**Task to carry out**
All lines below must be repeated exactly, with the pictures omitted.

──────── Items ────────

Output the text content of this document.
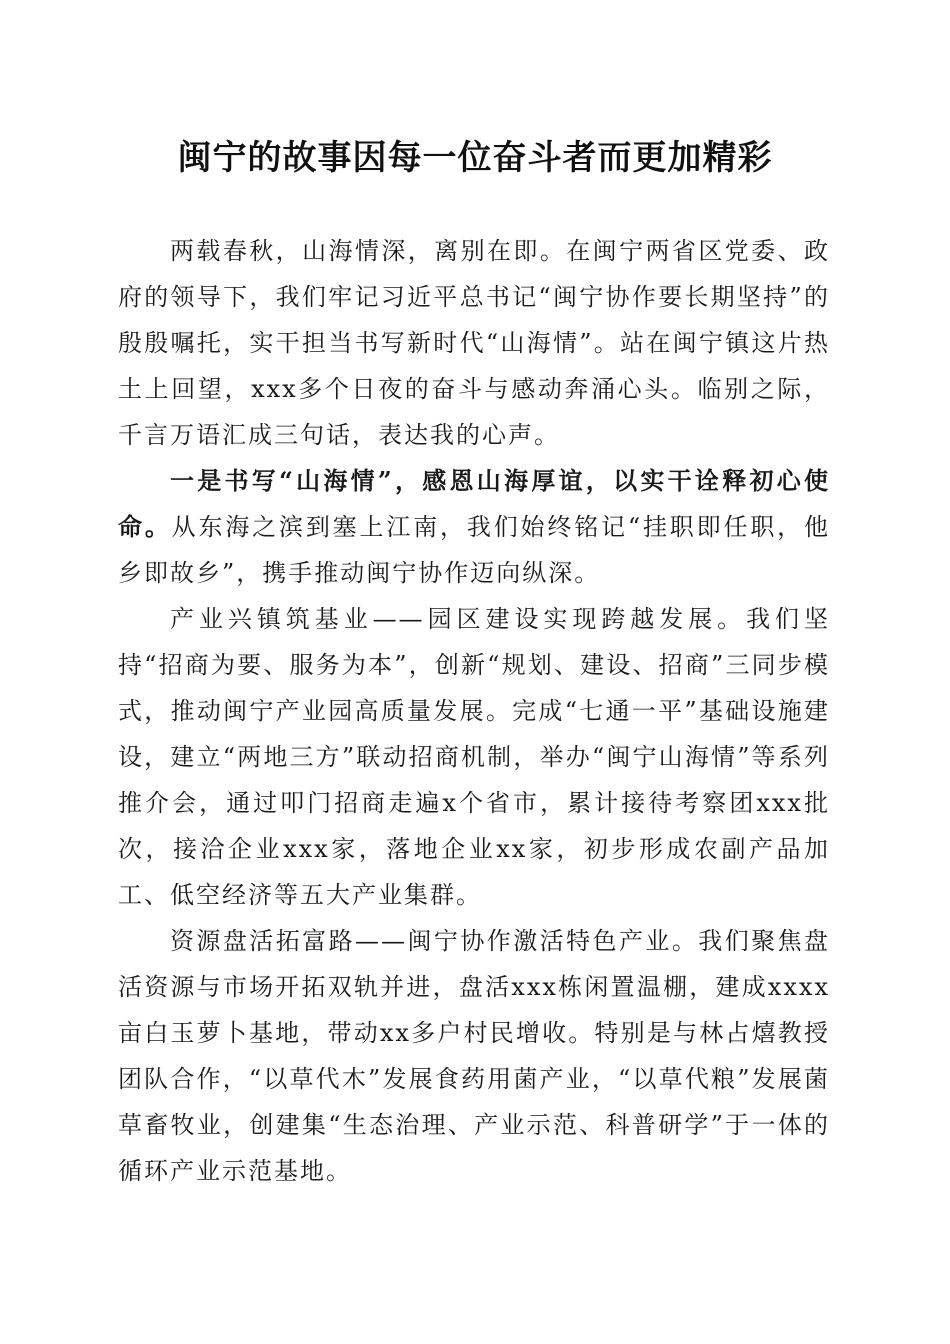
闽宁的故事因每一位奋斗者而更加精彩

两载春秋，山海情深，离别在即。在闽宁两省区党委、政府的领导下，我们牢记习近平总书记“闽宁协作要长期坚持”的殷殷嘱托，实干担当书写新时代“山海情”。站在闽宁镇这片热土上回望，xxx多个日夜的奋斗与感动奔涌心头。临别之际，千言万语汇成三句话，表达我的心声。

一是书写“山海情”，感恩山海厚谊，以实干诠释初心使命。从东海之滨到塞上江南，我们始终铭记“挂职即任职，他乡即故乡”，携手推动闽宁协作迈向纵深。

产业兴镇筑基业——园区建设实现跨越发展。我们坚持“招商为要、服务为本”，创新“规划、建设、招商”三同步模式，推动闽宁产业园高质量发展。完成“七通一平”基础设施建设，建立“两地三方”联动招商机制，举办“闽宁山海情”等系列推介会，通过叩门招商走遍x个省市，累计接待考察团xxx批次，接洽企业xxx家，落地企业xx家，初步形成农副产品加工、低空经济等五大产业集群。

资源盘活拓富路——闽宁协作激活特色产业。我们聚焦盘活资源与市场开拓双轨并进，盘活xxx栋闲置温棚，建成xxxx亩白玉萝卜基地，带动xx多户村民增收。特别是与林占熺教授团队合作，“以草代木”发展食药用菌产业，“以草代粮”发展菌草畜牧业，创建集“生态治理、产业示范、科普研学”于一体的循环产业示范基地。
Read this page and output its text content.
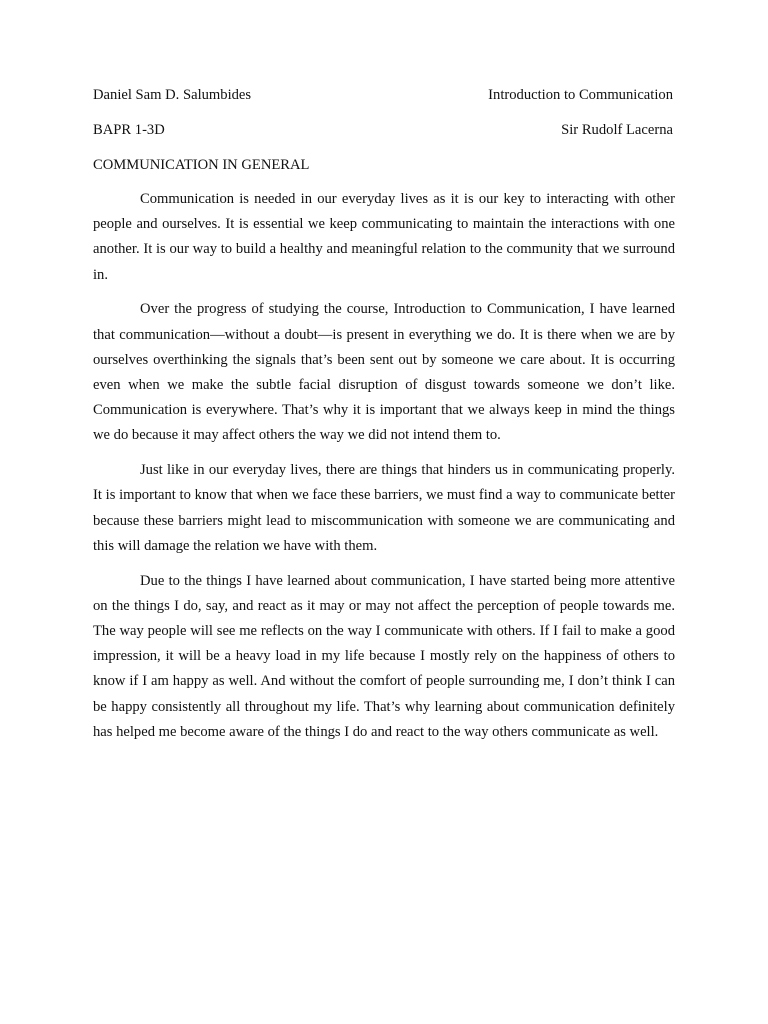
Daniel Sam D. Salumbides	Introduction to Communication
BAPR 1-3D	Sir Rudolf Lacerna
COMMUNICATION IN GENERAL

Communication is needed in our everyday lives as it is our key to interacting with other people and ourselves. It is essential we keep communicating to maintain the interactions with one another. It is our way to build a healthy and meaningful relation to the community that we surround in.

Over the progress of studying the course, Introduction to Communication, I have learned that communication—without a doubt—is present in everything we do. It is there when we are by ourselves overthinking the signals that’s been sent out by someone we care about. It is occurring even when we make the subtle facial disruption of disgust towards someone we don’t like. Communication is everywhere. That’s why it is important that we always keep in mind the things we do because it may affect others the way we did not intend them to.

Just like in our everyday lives, there are things that hinders us in communicating properly. It is important to know that when we face these barriers, we must find a way to communicate better because these barriers might lead to miscommunication with someone we are communicating and this will damage the relation we have with them.

Due to the things I have learned about communication, I have started being more attentive on the things I do, say, and react as it may or may not affect the perception of people towards me. The way people will see me reflects on the way I communicate with others. If I fail to make a good impression, it will be a heavy load in my life because I mostly rely on the happiness of others to know if I am happy as well. And without the comfort of people surrounding me, I don’t think I can be happy consistently all throughout my life. That’s why learning about communication definitely has helped me become aware of the things I do and react to the way others communicate as well.
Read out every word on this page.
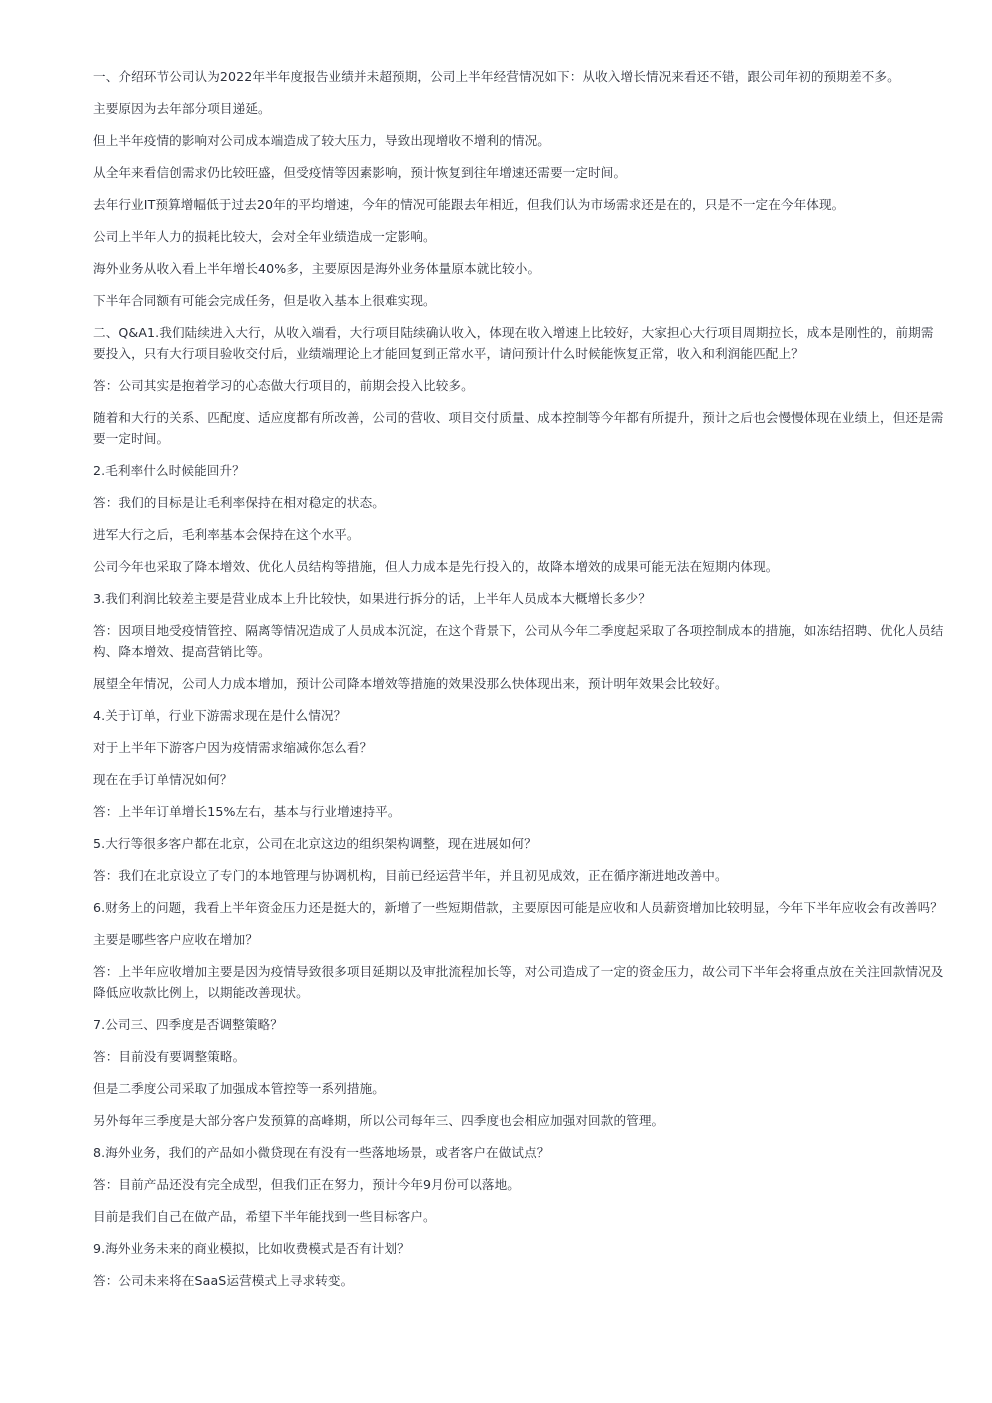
一、介绍环节公司认为2022年半年度报告业绩并未超预期，公司上半年经营情况如下：从收入增长情况来看还不错，跟公司年初的预期差不多。

主要原因为去年部分项目递延。

但上半年疫情的影响对公司成本端造成了较大压力，导致出现增收不增利的情况。

从全年来看信创需求仍比较旺盛，但受疫情等因素影响，预计恢复到往年增速还需要一定时间。

去年行业IT预算增幅低于过去20年的平均增速，今年的情况可能跟去年相近，但我们认为市场需求还是在的，只是不一定在今年体现。

公司上半年人力的损耗比较大，会对全年业绩造成一定影响。

海外业务从收入看上半年增长40%多，主要原因是海外业务体量原本就比较小。

下半年合同额有可能会完成任务，但是收入基本上很难实现。

二、Q&A1.我们陆续进入大行，从收入端看，大行项目陆续确认收入，体现在收入增速上比较好，大家担心大行项目周期拉长，成本是刚性的，前期需要投入，只有大行项目验收交付后，业绩端理论上才能回复到正常水平，请问预计什么时候能恢复正常，收入和利润能匹配上？

答：公司其实是抱着学习的心态做大行项目的，前期会投入比较多。

随着和大行的关系、匹配度、适应度都有所改善，公司的营收、项目交付质量、成本控制等今年都有所提升，预计之后也会慢慢体现在业绩上，但还是需要一定时间。

2.毛利率什么时候能回升？

答：我们的目标是让毛利率保持在相对稳定的状态。

进军大行之后，毛利率基本会保持在这个水平。

公司今年也采取了降本增效、优化人员结构等措施，但人力成本是先行投入的，故降本增效的成果可能无法在短期内体现。

3.我们利润比较差主要是营业成本上升比较快，如果进行拆分的话，上半年人员成本大概增长多少？

答：因项目地受疫情管控、隔离等情况造成了人员成本沉淀，在这个背景下，公司从今年二季度起采取了各项控制成本的措施，如冻结招聘、优化人员结构、降本增效、提高营销比等。

展望全年情况，公司人力成本增加，预计公司降本增效等措施的效果没那么快体现出来，预计明年效果会比较好。

4.关于订单，行业下游需求现在是什么情况？

对于上半年下游客户因为疫情需求缩减你怎么看？

现在在手订单情况如何？

答：上半年订单增长15%左右，基本与行业增速持平。

5.大行等很多客户都在北京，公司在北京这边的组织架构调整，现在进展如何？

答：我们在北京设立了专门的本地管理与协调机构，目前已经运营半年，并且初见成效，正在循序渐进地改善中。

6.财务上的问题，我看上半年资金压力还是挺大的，新增了一些短期借款，主要原因可能是应收和人员薪资增加比较明显，今年下半年应收会有改善吗？

主要是哪些客户应收在增加？

答：上半年应收增加主要是因为疫情导致很多项目延期以及审批流程加长等，对公司造成了一定的资金压力，故公司下半年会将重点放在关注回款情况及降低应收款比例上，以期能改善现状。

7.公司三、四季度是否调整策略？

答：目前没有要调整策略。

但是二季度公司采取了加强成本管控等一系列措施。

另外每年三季度是大部分客户发预算的高峰期，所以公司每年三、四季度也会相应加强对回款的管理。

8.海外业务，我们的产品如小微贷现在有没有一些落地场景，或者客户在做试点？

答：目前产品还没有完全成型，但我们正在努力，预计今年9月份可以落地。

目前是我们自己在做产品，希望下半年能找到一些目标客户。

9.海外业务未来的商业模拟，比如收费模式是否有计划？

答：公司未来将在SaaS运营模式上寻求转变。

────────

**Complete answer**
Output the text content of this document.
闽宁的故事因每一位奋斗者而更加精彩

两载春秋，山海情深，离别在即。在闽宁两省区党委、政府的领导下，我们牢记习近平总书记“闽宁协作要长期坚持”的殷殷嘱托，实干担当书写新时代“山海情”。站在闽宁镇这片热土上回望，xxx多个日夜的奋斗与感动奔涌心头。临别之际，千言万语汇成三句话，表达我的心声。

一是书写“山海情”，感恩山海厚谊，以实干诠释初心使命。从东海之滨到塞上江南，我们始终铭记“挂职即任职，他乡即故乡”，携手推动闽宁协作迈向纵深。

产业兴镇筑基业——园区建设实现跨越发展。我们坚持“招商为要、服务为本”，创新“规划、建设、招商”三同步模式，推动闽宁产业园高质量发展。完成“七通一平”基础设施建设，建立“两地三方”联动招商机制，举办“闽宁山海情”等系列推介会，通过叩门招商走遍x个省市，累计接待考察团xxx批次，接洽企业xxx家，落地企业xx家，初步形成农副产品加工、低空经济等五大产业集群。

资源盘活拓富路——闽宁协作激活特色产业。我们聚焦盘活资源与市场开拓双轨并进，盘活xxx栋闲置温棚，建成xxxx亩白玉萝卜基地，带动xx多户村民增收。特别是与林占熺教授团队合作，“以草代木”发展食药用菌产业，“以草代粮”发展菌草畜牧业，创建集“生态治理、产业示范、科普研学”于一体的循环产业示范基地。
Read this page and output its text content.
Daniel Sam D. Salumbides	Introduction to Communication
BAPR 1-3D	Sir Rudolf Lacerna
COMMUNICATION IN GENERAL

Communication is needed in our everyday lives as it is our key to interacting with other people and ourselves. It is essential we keep communicating to maintain the interactions with one another. It is our way to build a healthy and meaningful relation to the community that we surround in.

Over the progress of studying the course, Introduction to Communication, I have learned that communication—without a doubt—is present in everything we do. It is there when we are by ourselves overthinking the signals that’s been sent out by someone we care about. It is occurring even when we make the subtle facial disruption of disgust towards someone we don’t like. Communication is everywhere. That’s why it is important that we always keep in mind the things we do because it may affect others the way we did not intend them to.

Just like in our everyday lives, there are things that hinders us in communicating properly. It is important to know that when we face these barriers, we must find a way to communicate better because these barriers might lead to miscommunication with someone we are communicating and this will damage the relation we have with them.

Due to the things I have learned about communication, I have started being more attentive on the things I do, say, and react as it may or may not affect the perception of people towards me. The way people will see me reflects on the way I communicate with others. If I fail to make a good impression, it will be a heavy load in my life because I mostly rely on the happiness of others to know if I am happy as well. And without the comfort of people surrounding me, I don’t think I can be happy consistently all throughout my life. That’s why learning about communication definitely has helped me become aware of the things I do and react to the way others communicate as well.
Read out every word on this page.
一、介绍环节公司认为2022年半年度报告业绩并未超预期，公司上半年经营情况如下：从收入增长情况来看还不错，跟公司年初的预期差不多。

主要原因为去年部分项目递延。

但上半年疫情的影响对公司成本端造成了较大压力，导致出现增收不增利的情况。

从全年来看信创需求仍比较旺盛，但受疫情等因素影响，预计恢复到往年增速还需要一定时间。

去年行业IT预算增幅低于过去20年的平均增速，今年的情况可能跟去年相近，但我们认为市场需求还是在的，只是不一定在今年体现。

公司上半年人力的损耗比较大，会对全年业绩造成一定影响。

海外业务从收入看上半年增长40%多，主要原因是海外业务体量原本就比较小。

下半年合同额有可能会完成任务，但是收入基本上很难实现。

二、Q&A1.我们陆续进入大行，从收入端看，大行项目陆续确认收入，体现在收入增速上比较好，大家担心大行项目周期拉长，成本是刚性的，前期需要投入，只有大行项目验收交付后，业绩端理论上才能回复到正常水平，请问预计什么时候能恢复正常，收入和利润能匹配上？

答：公司其实是抱着学习的心态做大行项目的，前期会投入比较多。

随着和大行的关系、匹配度、适应度都有所改善，公司的营收、项目交付质量、成本控制等今年都有所提升，预计之后也会慢慢体现在业绩上，但还是需要一定时间。

2.毛利率什么时候能回升？

答：我们的目标是让毛利率保持在相对稳定的状态。

进军大行之后，毛利率基本会保持在这个水平。

公司今年也采取了降本增效、优化人员结构等措施，但人力成本是先行投入的，故降本增效的成果可能无法在短期内体现。

3.我们利润比较差主要是营业成本上升比较快，如果进行拆分的话，上半年人员成本大概增长多少？

答：因项目地受疫情管控、隔离等情况造成了人员成本沉淀，在这个背景下，公司从今年二季度起采取了各项控制成本的措施，如冻结招聘、优化人员结构、降本增效、提高营销比等。

展望全年情况，公司人力成本增加，预计公司降本增效等措施的效果没那么快体现出来，预计明年效果会比较好。

4.关于订单，行业下游需求现在是什么情况？

对于上半年下游客户因为疫情需求缩减你怎么看？

现在在手订单情况如何？

答：上半年订单增长15%左右，基本与行业增速持平。

5.大行等很多客户都在北京，公司在北京这边的组织架构调整，现在进展如何？

答：我们在北京设立了专门的本地管理与协调机构，目前已经运营半年，并且初见成效，正在循序渐进地改善中。

6.财务上的问题，我看上半年资金压力还是挺大的，新增了一些短期借款，主要原因可能是应收和人员薪资增加比较明显，今年下半年应收会有改善吗？

主要是哪些客户应收在增加？

答：上半年应收增加主要是因为疫情导致很多项目延期以及审批流程加长等，对公司造成了一定的资金压力，故公司下半年会将重点放在关注回款情况及降低应收款比例上，以期能改善现状。

7.公司三、四季度是否调整策略？

答：目前没有要调整策略。

但是二季度公司采取了加强成本管控等一系列措施。

另外每年三季度是大部分客户发预算的高峰期，所以公司每年三、四季度也会相应加强对回款的管理。

8.海外业务，我们的产品如小微贷现在有没有一些落地场景，或者客户在做试点？

答：目前产品还没有完全成型，但我们正在努力，预计今年9月份可以落地。

目前是我们自己在做产品，希望下半年能找到一些目标客户。

9.海外业务未来的商业模拟，比如收费模式是否有计划？

答：公司未来将在SaaS运营模式上寻求转变。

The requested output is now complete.